### Problem to solve
Using the entries below, restate word for word only the lines from the one with "Output the text content of this document." to the final line, leaving the pictures out.

begin Source records

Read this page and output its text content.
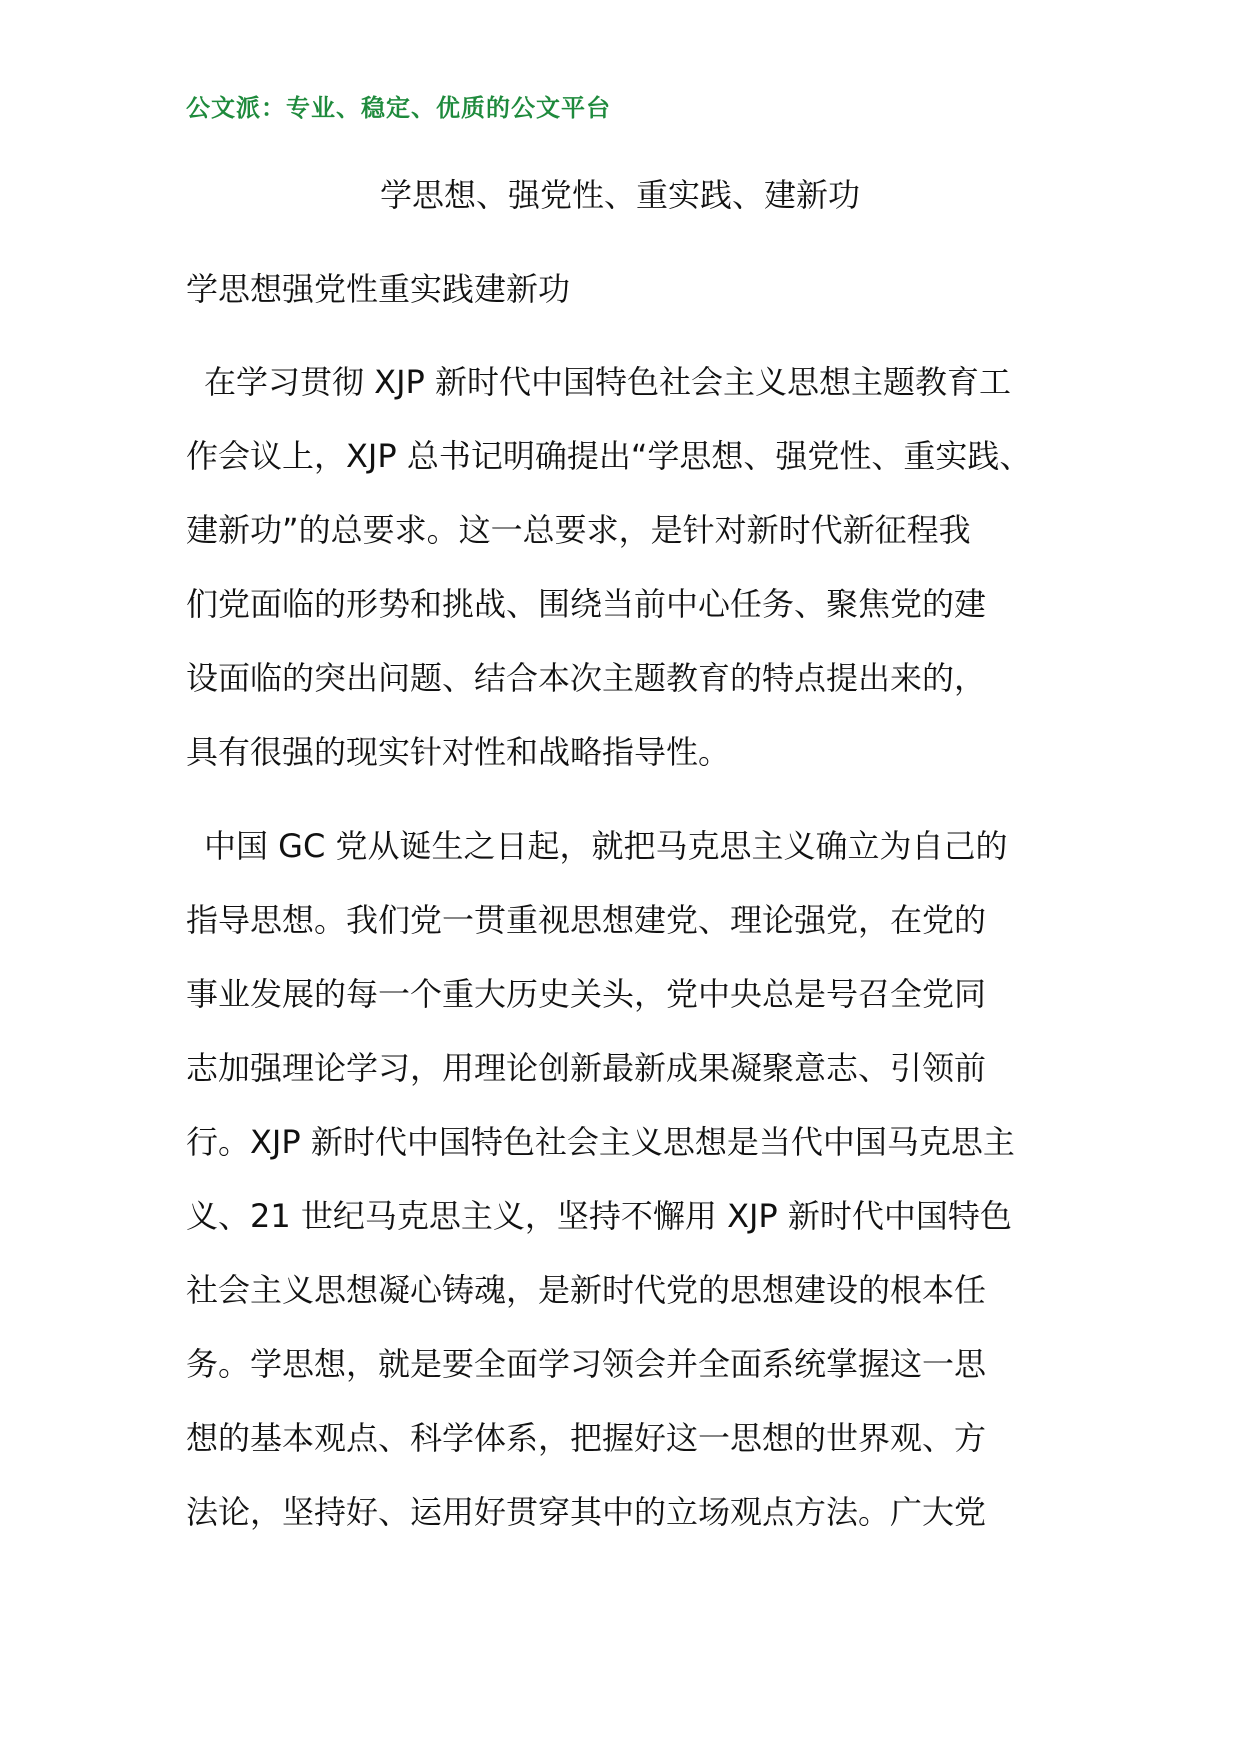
公文派：专业、稳定、优质的公文平台
学思想、强党性、重实践、建新功
学思想强党性重实践建新功
在学习贯彻 XJP 新时代中国特色社会主义思想主题教育工
作会议上，XJP 总书记明确提出“学思想、强党性、重实践、
建新功”的总要求。这一总要求，是针对新时代新征程我
们党面临的形势和挑战、围绕当前中心任务、聚焦党的建
设面临的突出问题、结合本次主题教育的特点提出来的，
具有很强的现实针对性和战略指导性。
中国 GC 党从诞生之日起，就把马克思主义确立为自己的
指导思想。我们党一贯重视思想建党、理论强党，在党的
事业发展的每一个重大历史关头，党中央总是号召全党同
志加强理论学习，用理论创新最新成果凝聚意志、引领前
行。XJP 新时代中国特色社会主义思想是当代中国马克思主
义、21 世纪马克思主义，坚持不懈用 XJP 新时代中国特色
社会主义思想凝心铸魂，是新时代党的思想建设的根本任
务。学思想，就是要全面学习领会并全面系统掌握这一思
想的基本观点、科学体系，把握好这一思想的世界观、方
法论，坚持好、运用好贯穿其中的立场观点方法。广大党
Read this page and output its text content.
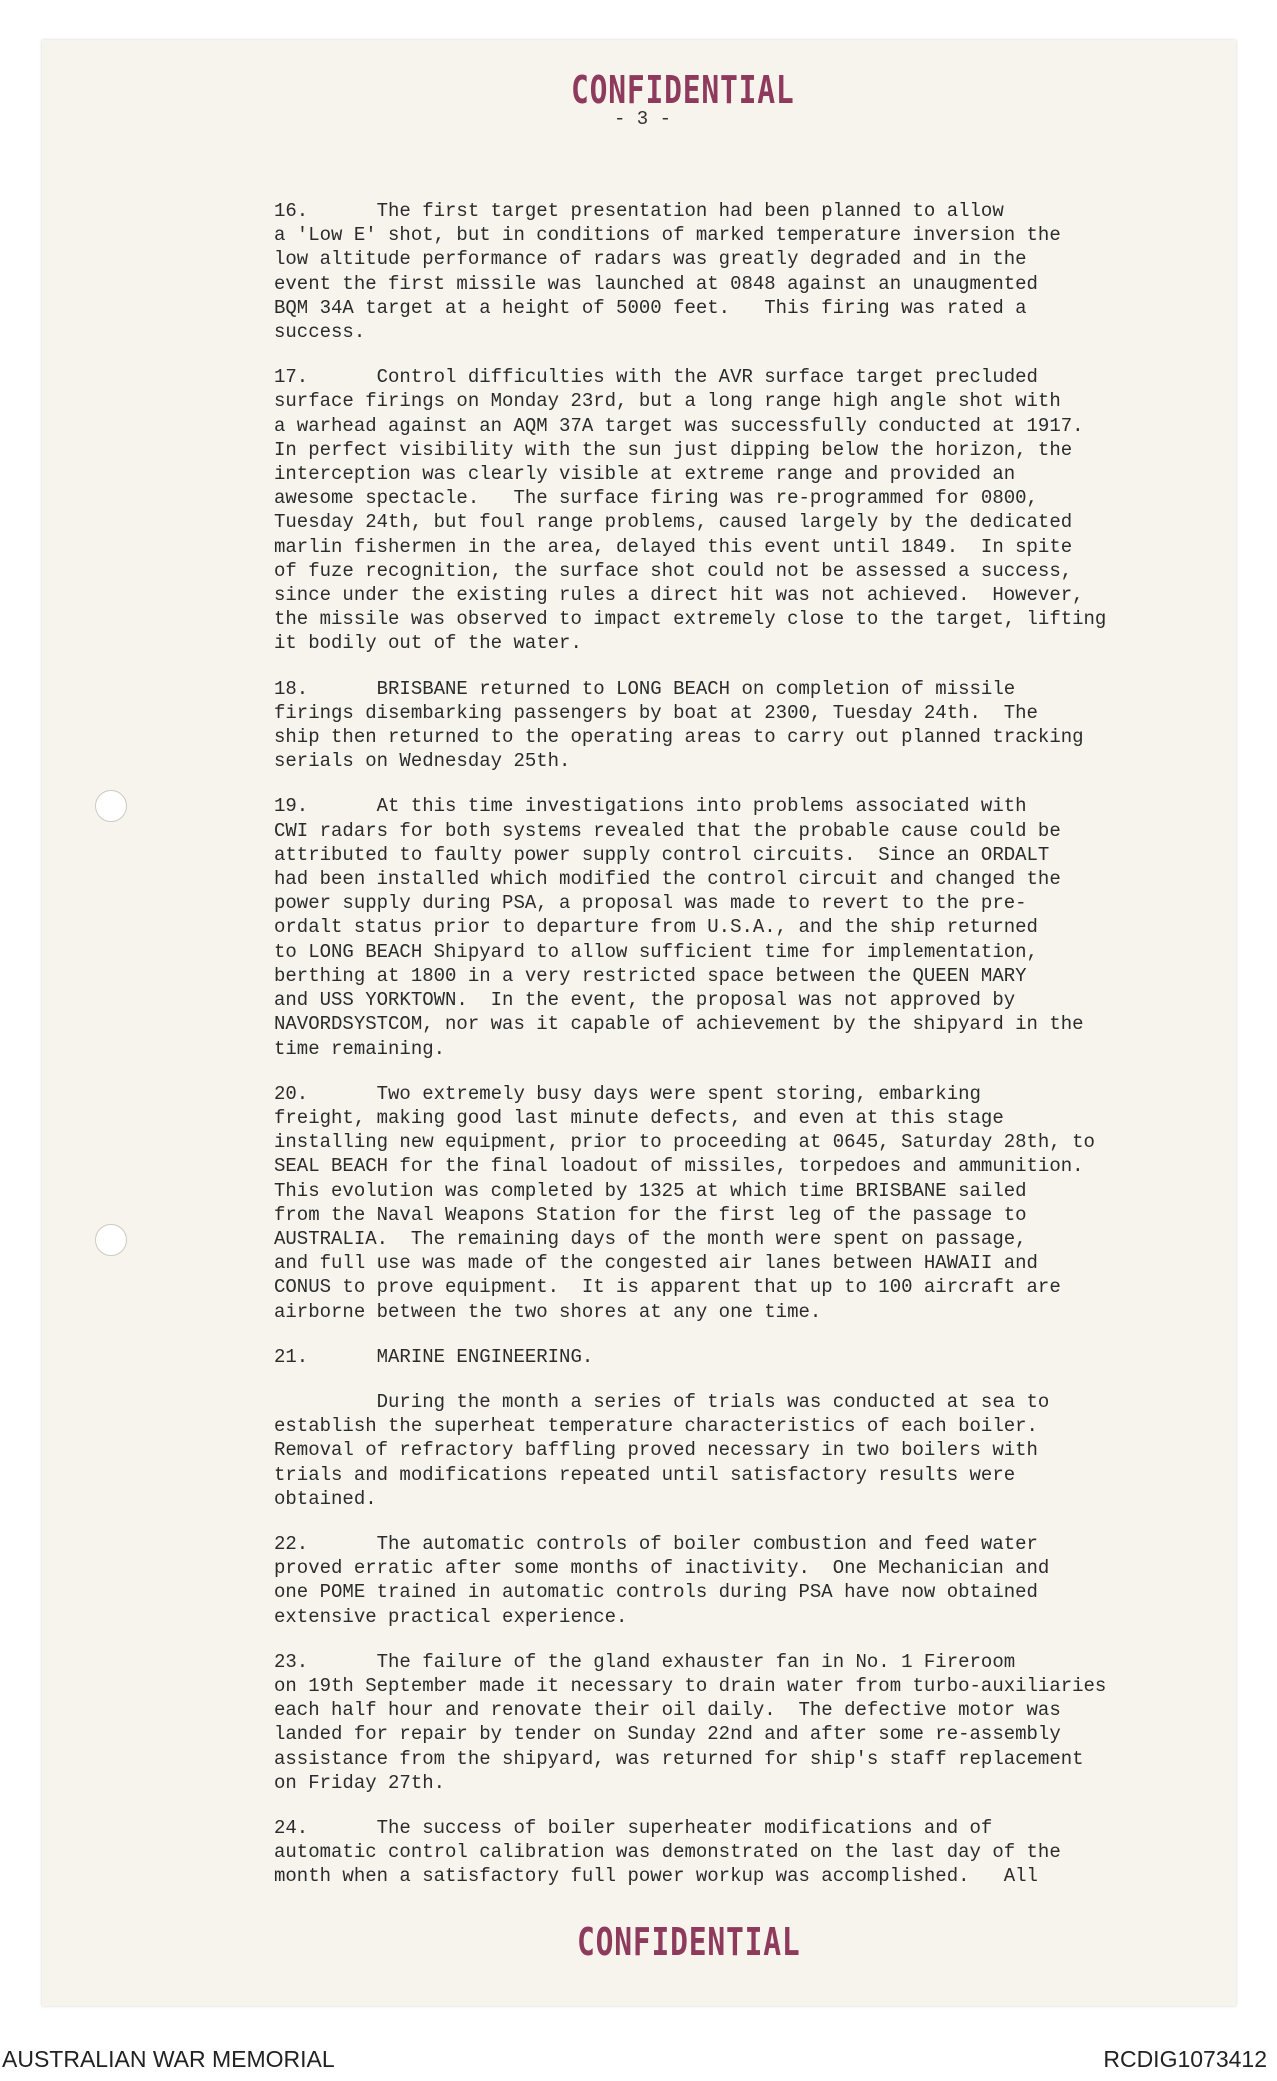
CONFIDENTIAL
- 3 -

16.      The first target presentation had been planned to allow
a 'Low E' shot, but in conditions of marked temperature inversion the
low altitude performance of radars was greatly degraded and in the
event the first missile was launched at 0848 against an unaugmented
BQM 34A target at a height of 5000 feet.   This firing was rated a
success.

17.      Control difficulties with the AVR surface target precluded
surface firings on Monday 23rd, but a long range high angle shot with
a warhead against an AQM 37A target was successfully conducted at 1917.
In perfect visibility with the sun just dipping below the horizon, the
interception was clearly visible at extreme range and provided an
awesome spectacle.   The surface firing was re-programmed for 0800,
Tuesday 24th, but foul range problems, caused largely by the dedicated
marlin fishermen in the area, delayed this event until 1849.  In spite
of fuze recognition, the surface shot could not be assessed a success,
since under the existing rules a direct hit was not achieved.  However,
the missile was observed to impact extremely close to the target, lifting
it bodily out of the water.

18.      BRISBANE returned to LONG BEACH on completion of missile
firings disembarking passengers by boat at 2300, Tuesday 24th.  The
ship then returned to the operating areas to carry out planned tracking
serials on Wednesday 25th.

19.      At this time investigations into problems associated with
CWI radars for both systems revealed that the probable cause could be
attributed to faulty power supply control circuits.  Since an ORDALT
had been installed which modified the control circuit and changed the
power supply during PSA, a proposal was made to revert to the pre-
ordalt status prior to departure from U.S.A., and the ship returned
to LONG BEACH Shipyard to allow sufficient time for implementation,
berthing at 1800 in a very restricted space between the QUEEN MARY
and USS YORKTOWN.  In the event, the proposal was not approved by
NAVORDSYSTCOM, nor was it capable of achievement by the shipyard in the
time remaining.

20.      Two extremely busy days were spent storing, embarking
freight, making good last minute defects, and even at this stage
installing new equipment, prior to proceeding at 0645, Saturday 28th, to
SEAL BEACH for the final loadout of missiles, torpedoes and ammunition.
This evolution was completed by 1325 at which time BRISBANE sailed
from the Naval Weapons Station for the first leg of the passage to
AUSTRALIA.  The remaining days of the month were spent on passage,
and full use was made of the congested air lanes between HAWAII and
CONUS to prove equipment.  It is apparent that up to 100 aircraft are
airborne between the two shores at any one time.

21.      MARINE ENGINEERING.

During the month a series of trials was conducted at sea to
establish the superheat temperature characteristics of each boiler.
Removal of refractory baffling proved necessary in two boilers with
trials and modifications repeated until satisfactory results were
obtained.

22.      The automatic controls of boiler combustion and feed water
proved erratic after some months of inactivity.  One Mechanician and
one POME trained in automatic controls during PSA have now obtained
extensive practical experience.

23.      The failure of the gland exhauster fan in No. 1 Fireroom
on 19th September made it necessary to drain water from turbo-auxiliaries
each half hour and renovate their oil daily.  The defective motor was
landed for repair by tender on Sunday 22nd and after some re-assembly
assistance from the shipyard, was returned for ship's staff replacement
on Friday 27th.

24.      The success of boiler superheater modifications and of
automatic control calibration was demonstrated on the last day of the
month when a satisfactory full power workup was accomplished.   All

CONFIDENTIAL
AUSTRALIAN WAR MEMORIAL	RCDIG1073412
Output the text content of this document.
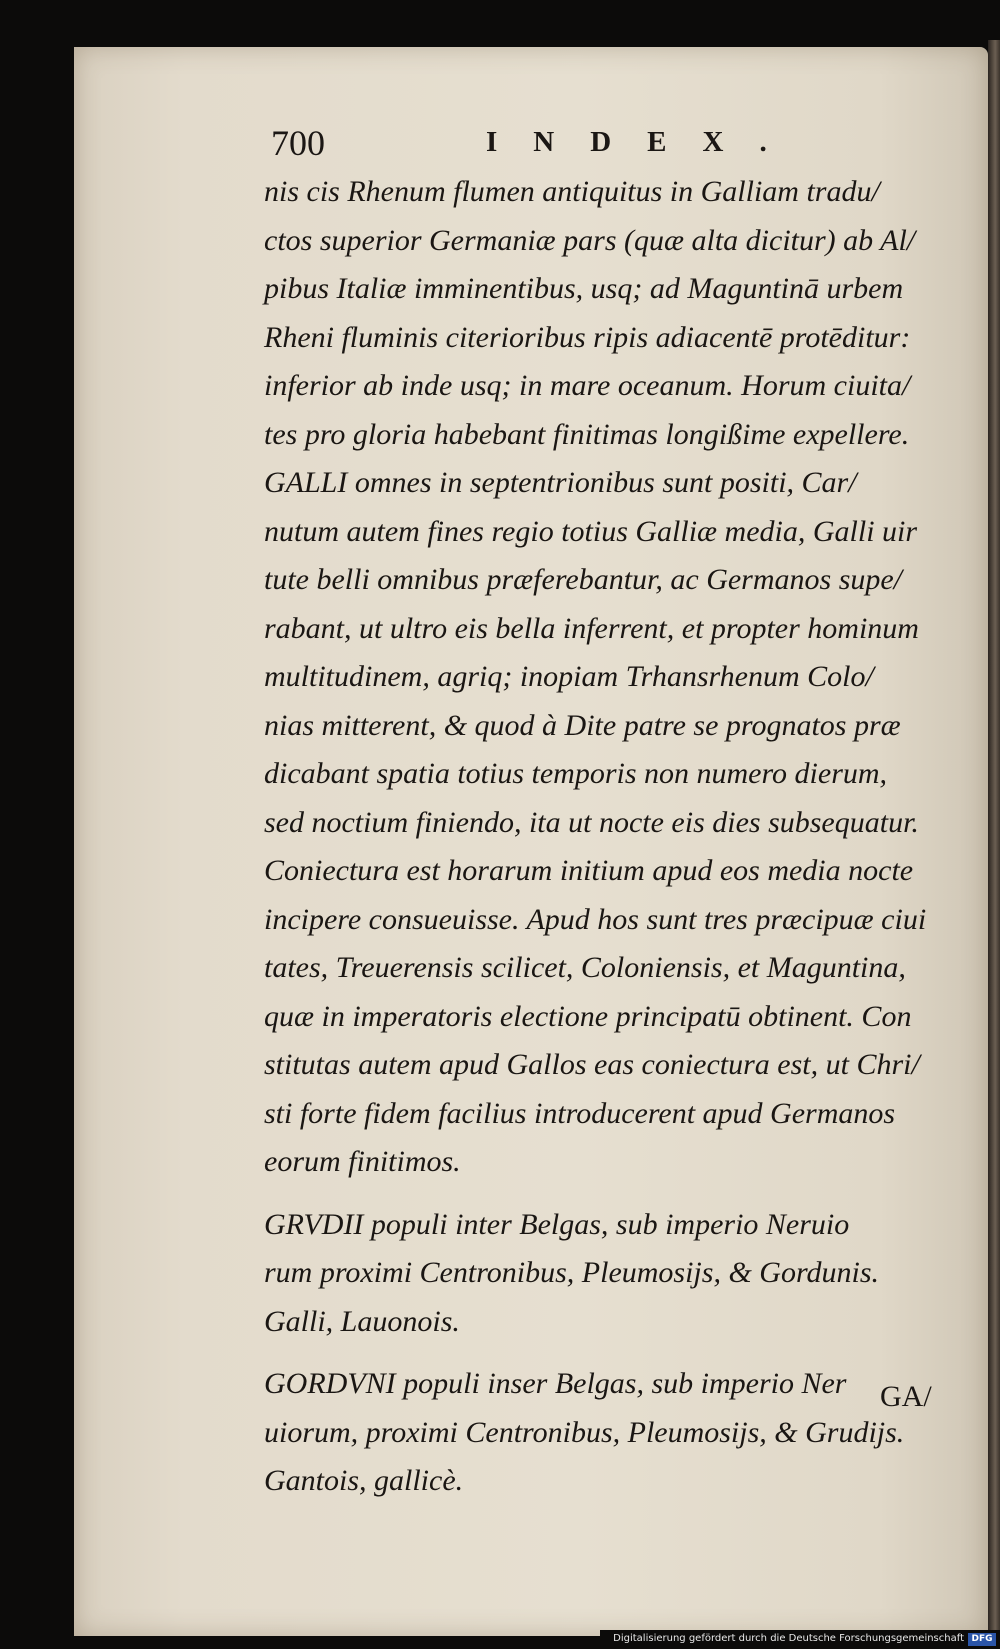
700	INDEX.
nis cis Rhenum flumen antiquitus in Galliam tradu/
ctos superior Germaniæ pars (quæ alta dicitur) ab Al/
pibus Italiæ imminentibus, usq; ad Maguntinā urbem
Rheni fluminis citerioribus ripis adiacentē protēditur:
inferior ab inde usq; in mare oceanum. Horum ciuita/
tes pro gloria habebant finitimas longißime expellere.
GALLI omnes in septentrionibus sunt positi, Car/
nutum autem fines regio totius Galliæ media, Galli uir
tute belli omnibus præferebantur, ac Germanos supe/
rabant, ut ultro eis bella inferrent, et propter hominum
multitudinem, agriq; inopiam Trhansrhenum Colo/
nias mitterent, & quod à Dite patre se prognatos præ
dicabant spatia totius temporis non numero dierum,
sed noctium finiendo, ita ut nocte eis dies subsequatur.
Coniectura est horarum initium apud eos media nocte
incipere consueuisse. Apud hos sunt tres præcipuæ ciui
tates, Treuerensis scilicet, Coloniensis, et Maguntina,
quæ in imperatoris electione principatū obtinent. Con
stitutas autem apud Gallos eas coniectura est, ut Chri/
sti forte fidem facilius introducerent apud Germanos
eorum finitimos.
GRVDII populi inter Belgas, sub imperio Neruio
rum proximi Centronibus, Pleumosijs, & Gordunis.
Galli, Lauonois.
GORDVNI populi inser Belgas, sub imperio Ner
uiorum, proximi Centronibus, Pleumosijs, & Grudijs.
Gantois, gallicè.
GA/
Digitalisierung gefördert durch die Deutsche Forschungsgemeinschaft DFG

end Source records

### Result for this exercise
Output the text content of this document.
700	INDEX.
nis cis Rhenum flumen antiquitus in Galliam tradu/
ctos superior Germaniæ pars (quæ alta dicitur) ab Al/
pibus Italiæ imminentibus, usq; ad Maguntinā urbem
Rheni fluminis citerioribus ripis adiacentē protēditur:
inferior ab inde usq; in mare oceanum. Horum ciuita/
tes pro gloria habebant finitimas longißime expellere.
GALLI omnes in septentrionibus sunt positi, Car/
nutum autem fines regio totius Galliæ media, Galli uir
tute belli omnibus præferebantur, ac Germanos supe/
rabant, ut ultro eis bella inferrent, et propter hominum
multitudinem, agriq; inopiam Trhansrhenum Colo/
nias mitterent, & quod à Dite patre se prognatos præ
dicabant spatia totius temporis non numero dierum,
sed noctium finiendo, ita ut nocte eis dies subsequatur.
Coniectura est horarum initium apud eos media nocte
incipere consueuisse. Apud hos sunt tres præcipuæ ciui
tates, Treuerensis scilicet, Coloniensis, et Maguntina,
quæ in imperatoris electione principatū obtinent. Con
stitutas autem apud Gallos eas coniectura est, ut Chri/
sti forte fidem facilius introducerent apud Germanos
eorum finitimos.
GRVDII populi inter Belgas, sub imperio Neruio
rum proximi Centronibus, Pleumosijs, & Gordunis.
Galli, Lauonois.
GORDVNI populi inser Belgas, sub imperio Ner
uiorum, proximi Centronibus, Pleumosijs, & Grudijs.
Gantois, gallicè.
GA/
Digitalisierung gefördert durch die Deutsche Forschungsgemeinschaft DFG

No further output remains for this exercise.